▶ EXERCISE INSTRUCTIONS:
Word for word, transcribe the lines below and drop the pictures.

* BEGIN RECORD SET *

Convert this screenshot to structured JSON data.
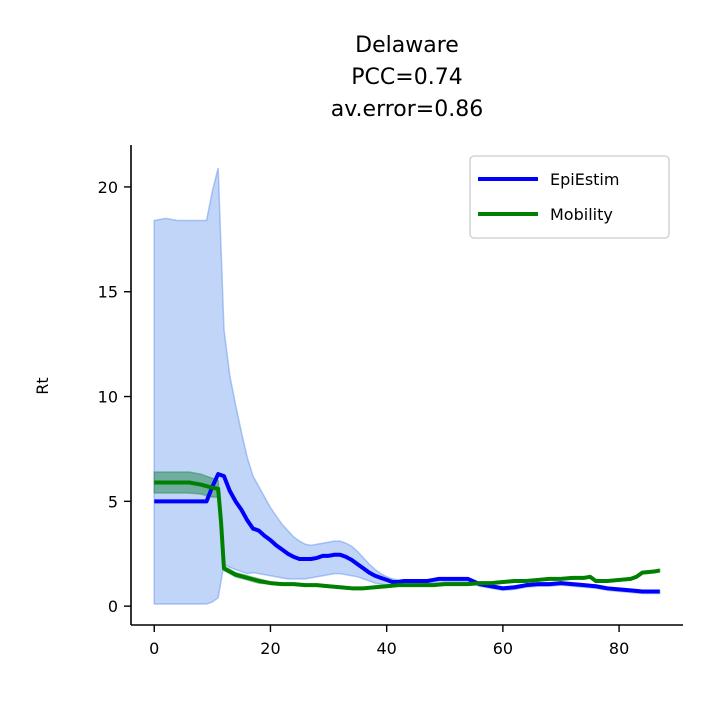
{
  "chart_data": {
    "type": "line",
    "title_lines": [
      "Delaware",
      "PCC=0.74",
      "av.error=0.86"
    ],
    "xlabel": "",
    "ylabel": "Rt",
    "xlim": [
      -4,
      91
    ],
    "ylim": [
      -0.9,
      22
    ],
    "xticks": [
      0,
      20,
      40,
      60,
      80
    ],
    "yticks": [
      0,
      5,
      10,
      15,
      20
    ],
    "grid": false,
    "legend_position": "top-right",
    "series": [
      {
        "name": "EpiEstim",
        "color": "#0000ff",
        "band_color": "#6495ed",
        "x": [
          0,
          2,
          4,
          6,
          8,
          9,
          10,
          11,
          12,
          13,
          14,
          15,
          16,
          17,
          18,
          19,
          20,
          21,
          22,
          23,
          24,
          25,
          26,
          27,
          28,
          29,
          30,
          31,
          32,
          33,
          34,
          35,
          36,
          37,
          38,
          39,
          40,
          41,
          42,
          43,
          44,
          45,
          46,
          47,
          48,
          49,
          50,
          52,
          54,
          56,
          58,
          60,
          62,
          64,
          66,
          68,
          70,
          72,
          74,
          76,
          78,
          80,
          82,
          84,
          86,
          87
        ],
        "y": [
          5.0,
          5.0,
          5.0,
          5.0,
          5.0,
          5.0,
          5.7,
          6.3,
          6.2,
          5.5,
          5.0,
          4.6,
          4.1,
          3.7,
          3.6,
          3.35,
          3.15,
          2.9,
          2.7,
          2.5,
          2.35,
          2.25,
          2.25,
          2.25,
          2.3,
          2.4,
          2.4,
          2.45,
          2.45,
          2.35,
          2.2,
          2.0,
          1.8,
          1.6,
          1.45,
          1.35,
          1.25,
          1.15,
          1.15,
          1.2,
          1.2,
          1.2,
          1.2,
          1.2,
          1.25,
          1.3,
          1.3,
          1.3,
          1.3,
          1.05,
          0.95,
          0.85,
          0.9,
          1.0,
          1.05,
          1.05,
          1.1,
          1.05,
          1.0,
          0.95,
          0.85,
          0.8,
          0.75,
          0.7,
          0.7,
          0.7
        ],
        "upper": [
          18.4,
          18.5,
          18.4,
          18.4,
          18.4,
          18.4,
          19.8,
          20.9,
          13.2,
          11.0,
          9.6,
          8.3,
          7.1,
          6.2,
          5.7,
          5.2,
          4.7,
          4.3,
          3.9,
          3.6,
          3.3,
          3.1,
          2.95,
          2.9,
          2.95,
          3.0,
          3.05,
          3.1,
          3.1,
          3.0,
          2.85,
          2.6,
          2.3,
          2.0,
          1.75,
          1.55,
          1.4,
          1.3,
          1.25,
          1.25,
          1.25,
          1.25,
          1.25,
          1.25,
          1.3,
          1.35,
          1.35,
          1.35,
          1.35,
          1.1,
          1.0,
          0.9,
          0.95,
          1.05,
          1.1,
          1.1,
          1.15,
          1.1,
          1.05,
          1.0,
          0.9,
          0.85,
          0.8,
          0.75,
          0.75,
          0.75
        ],
        "lower": [
          0.1,
          0.1,
          0.1,
          0.1,
          0.1,
          0.1,
          0.2,
          0.4,
          2.0,
          1.85,
          1.75,
          1.65,
          1.55,
          1.6,
          1.55,
          1.5,
          1.45,
          1.4,
          1.35,
          1.3,
          1.3,
          1.3,
          1.3,
          1.35,
          1.4,
          1.45,
          1.5,
          1.55,
          1.55,
          1.5,
          1.45,
          1.4,
          1.3,
          1.2,
          1.1,
          1.05,
          1.0,
          0.95,
          0.95,
          1.0,
          1.05,
          1.05,
          1.05,
          1.05,
          1.1,
          1.1,
          1.15,
          1.15,
          1.15,
          0.95,
          0.85,
          0.75,
          0.8,
          0.9,
          0.95,
          0.95,
          1.0,
          0.95,
          0.9,
          0.85,
          0.75,
          0.7,
          0.65,
          0.6,
          0.6,
          0.6
        ]
      },
      {
        "name": "Mobility",
        "color": "#008000",
        "band_color": "#2e8b57",
        "x": [
          0,
          2,
          4,
          6,
          8,
          10,
          11,
          11.5,
          12,
          13,
          14,
          16,
          18,
          20,
          22,
          24,
          26,
          28,
          30,
          32,
          34,
          36,
          38,
          40,
          42,
          44,
          46,
          48,
          50,
          52,
          54,
          56,
          58,
          60,
          62,
          64,
          66,
          68,
          70,
          72,
          74,
          75,
          76,
          78,
          80,
          82,
          83,
          84,
          86,
          87
        ],
        "y": [
          5.9,
          5.9,
          5.9,
          5.9,
          5.8,
          5.65,
          5.6,
          4.0,
          1.8,
          1.65,
          1.5,
          1.35,
          1.2,
          1.1,
          1.05,
          1.05,
          1.0,
          1.0,
          0.95,
          0.9,
          0.85,
          0.85,
          0.9,
          0.95,
          1.0,
          1.0,
          1.0,
          1.0,
          1.05,
          1.05,
          1.05,
          1.1,
          1.1,
          1.15,
          1.2,
          1.2,
          1.25,
          1.3,
          1.3,
          1.35,
          1.35,
          1.4,
          1.2,
          1.2,
          1.25,
          1.3,
          1.4,
          1.6,
          1.65,
          1.7
        ],
        "upper": [
          6.4,
          6.4,
          6.4,
          6.4,
          6.3,
          6.1,
          6.0,
          4.3,
          1.9,
          1.75,
          1.6,
          1.45,
          1.3,
          1.15,
          1.1,
          1.1,
          1.05,
          1.05,
          1.0,
          0.95,
          0.9,
          0.9,
          0.95,
          1.0,
          1.05,
          1.05,
          1.05,
          1.05,
          1.1,
          1.1,
          1.1,
          1.15,
          1.15,
          1.2,
          1.25,
          1.25,
          1.3,
          1.35,
          1.35,
          1.4,
          1.4,
          1.45,
          1.25,
          1.25,
          1.3,
          1.35,
          1.45,
          1.65,
          1.7,
          1.75
        ],
        "lower": [
          5.4,
          5.4,
          5.4,
          5.4,
          5.35,
          5.2,
          5.2,
          3.7,
          1.7,
          1.55,
          1.4,
          1.25,
          1.1,
          1.05,
          1.0,
          1.0,
          0.95,
          0.95,
          0.9,
          0.85,
          0.8,
          0.8,
          0.85,
          0.9,
          0.95,
          0.95,
          0.95,
          0.95,
          1.0,
          1.0,
          1.0,
          1.05,
          1.05,
          1.1,
          1.15,
          1.15,
          1.2,
          1.25,
          1.25,
          1.3,
          1.3,
          1.35,
          1.15,
          1.15,
          1.2,
          1.25,
          1.35,
          1.55,
          1.6,
          1.65
        ]
      }
    ]
  }
}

* END RECORD SET *

▶ EXERCISE SOLUTION:
Convert this screenshot to structured JSON data.
{
  "chart_data": {
    "type": "line",
    "title_lines": [
      "Delaware",
      "PCC=0.74",
      "av.error=0.86"
    ],
    "xlabel": "",
    "ylabel": "Rt",
    "xlim": [
      -4,
      91
    ],
    "ylim": [
      -0.9,
      22
    ],
    "xticks": [
      0,
      20,
      40,
      60,
      80
    ],
    "yticks": [
      0,
      5,
      10,
      15,
      20
    ],
    "grid": false,
    "legend_position": "top-right",
    "series": [
      {
        "name": "EpiEstim",
        "color": "#0000ff",
        "band_color": "#6495ed",
        "x": [
          0,
          2,
          4,
          6,
          8,
          9,
          10,
          11,
          12,
          13,
          14,
          15,
          16,
          17,
          18,
          19,
          20,
          21,
          22,
          23,
          24,
          25,
          26,
          27,
          28,
          29,
          30,
          31,
          32,
          33,
          34,
          35,
          36,
          37,
          38,
          39,
          40,
          41,
          42,
          43,
          44,
          45,
          46,
          47,
          48,
          49,
          50,
          52,
          54,
          56,
          58,
          60,
          62,
          64,
          66,
          68,
          70,
          72,
          74,
          76,
          78,
          80,
          82,
          84,
          86,
          87
        ],
        "y": [
          5.0,
          5.0,
          5.0,
          5.0,
          5.0,
          5.0,
          5.7,
          6.3,
          6.2,
          5.5,
          5.0,
          4.6,
          4.1,
          3.7,
          3.6,
          3.35,
          3.15,
          2.9,
          2.7,
          2.5,
          2.35,
          2.25,
          2.25,
          2.25,
          2.3,
          2.4,
          2.4,
          2.45,
          2.45,
          2.35,
          2.2,
          2.0,
          1.8,
          1.6,
          1.45,
          1.35,
          1.25,
          1.15,
          1.15,
          1.2,
          1.2,
          1.2,
          1.2,
          1.2,
          1.25,
          1.3,
          1.3,
          1.3,
          1.3,
          1.05,
          0.95,
          0.85,
          0.9,
          1.0,
          1.05,
          1.05,
          1.1,
          1.05,
          1.0,
          0.95,
          0.85,
          0.8,
          0.75,
          0.7,
          0.7,
          0.7
        ],
        "upper": [
          18.4,
          18.5,
          18.4,
          18.4,
          18.4,
          18.4,
          19.8,
          20.9,
          13.2,
          11.0,
          9.6,
          8.3,
          7.1,
          6.2,
          5.7,
          5.2,
          4.7,
          4.3,
          3.9,
          3.6,
          3.3,
          3.1,
          2.95,
          2.9,
          2.95,
          3.0,
          3.05,
          3.1,
          3.1,
          3.0,
          2.85,
          2.6,
          2.3,
          2.0,
          1.75,
          1.55,
          1.4,
          1.3,
          1.25,
          1.25,
          1.25,
          1.25,
          1.25,
          1.25,
          1.3,
          1.35,
          1.35,
          1.35,
          1.35,
          1.1,
          1.0,
          0.9,
          0.95,
          1.05,
          1.1,
          1.1,
          1.15,
          1.1,
          1.05,
          1.0,
          0.9,
          0.85,
          0.8,
          0.75,
          0.75,
          0.75
        ],
        "lower": [
          0.1,
          0.1,
          0.1,
          0.1,
          0.1,
          0.1,
          0.2,
          0.4,
          2.0,
          1.85,
          1.75,
          1.65,
          1.55,
          1.6,
          1.55,
          1.5,
          1.45,
          1.4,
          1.35,
          1.3,
          1.3,
          1.3,
          1.3,
          1.35,
          1.4,
          1.45,
          1.5,
          1.55,
          1.55,
          1.5,
          1.45,
          1.4,
          1.3,
          1.2,
          1.1,
          1.05,
          1.0,
          0.95,
          0.95,
          1.0,
          1.05,
          1.05,
          1.05,
          1.05,
          1.1,
          1.1,
          1.15,
          1.15,
          1.15,
          0.95,
          0.85,
          0.75,
          0.8,
          0.9,
          0.95,
          0.95,
          1.0,
          0.95,
          0.9,
          0.85,
          0.75,
          0.7,
          0.65,
          0.6,
          0.6,
          0.6
        ]
      },
      {
        "name": "Mobility",
        "color": "#008000",
        "band_color": "#2e8b57",
        "x": [
          0,
          2,
          4,
          6,
          8,
          10,
          11,
          11.5,
          12,
          13,
          14,
          16,
          18,
          20,
          22,
          24,
          26,
          28,
          30,
          32,
          34,
          36,
          38,
          40,
          42,
          44,
          46,
          48,
          50,
          52,
          54,
          56,
          58,
          60,
          62,
          64,
          66,
          68,
          70,
          72,
          74,
          75,
          76,
          78,
          80,
          82,
          83,
          84,
          86,
          87
        ],
        "y": [
          5.9,
          5.9,
          5.9,
          5.9,
          5.8,
          5.65,
          5.6,
          4.0,
          1.8,
          1.65,
          1.5,
          1.35,
          1.2,
          1.1,
          1.05,
          1.05,
          1.0,
          1.0,
          0.95,
          0.9,
          0.85,
          0.85,
          0.9,
          0.95,
          1.0,
          1.0,
          1.0,
          1.0,
          1.05,
          1.05,
          1.05,
          1.1,
          1.1,
          1.15,
          1.2,
          1.2,
          1.25,
          1.3,
          1.3,
          1.35,
          1.35,
          1.4,
          1.2,
          1.2,
          1.25,
          1.3,
          1.4,
          1.6,
          1.65,
          1.7
        ],
        "upper": [
          6.4,
          6.4,
          6.4,
          6.4,
          6.3,
          6.1,
          6.0,
          4.3,
          1.9,
          1.75,
          1.6,
          1.45,
          1.3,
          1.15,
          1.1,
          1.1,
          1.05,
          1.05,
          1.0,
          0.95,
          0.9,
          0.9,
          0.95,
          1.0,
          1.05,
          1.05,
          1.05,
          1.05,
          1.1,
          1.1,
          1.1,
          1.15,
          1.15,
          1.2,
          1.25,
          1.25,
          1.3,
          1.35,
          1.35,
          1.4,
          1.4,
          1.45,
          1.25,
          1.25,
          1.3,
          1.35,
          1.45,
          1.65,
          1.7,
          1.75
        ],
        "lower": [
          5.4,
          5.4,
          5.4,
          5.4,
          5.35,
          5.2,
          5.2,
          3.7,
          1.7,
          1.55,
          1.4,
          1.25,
          1.1,
          1.05,
          1.0,
          1.0,
          0.95,
          0.95,
          0.9,
          0.85,
          0.8,
          0.8,
          0.85,
          0.9,
          0.95,
          0.95,
          0.95,
          0.95,
          1.0,
          1.0,
          1.0,
          1.05,
          1.05,
          1.1,
          1.15,
          1.15,
          1.2,
          1.25,
          1.25,
          1.3,
          1.3,
          1.35,
          1.15,
          1.15,
          1.2,
          1.25,
          1.35,
          1.55,
          1.6,
          1.65
        ]
      }
    ]
  }
}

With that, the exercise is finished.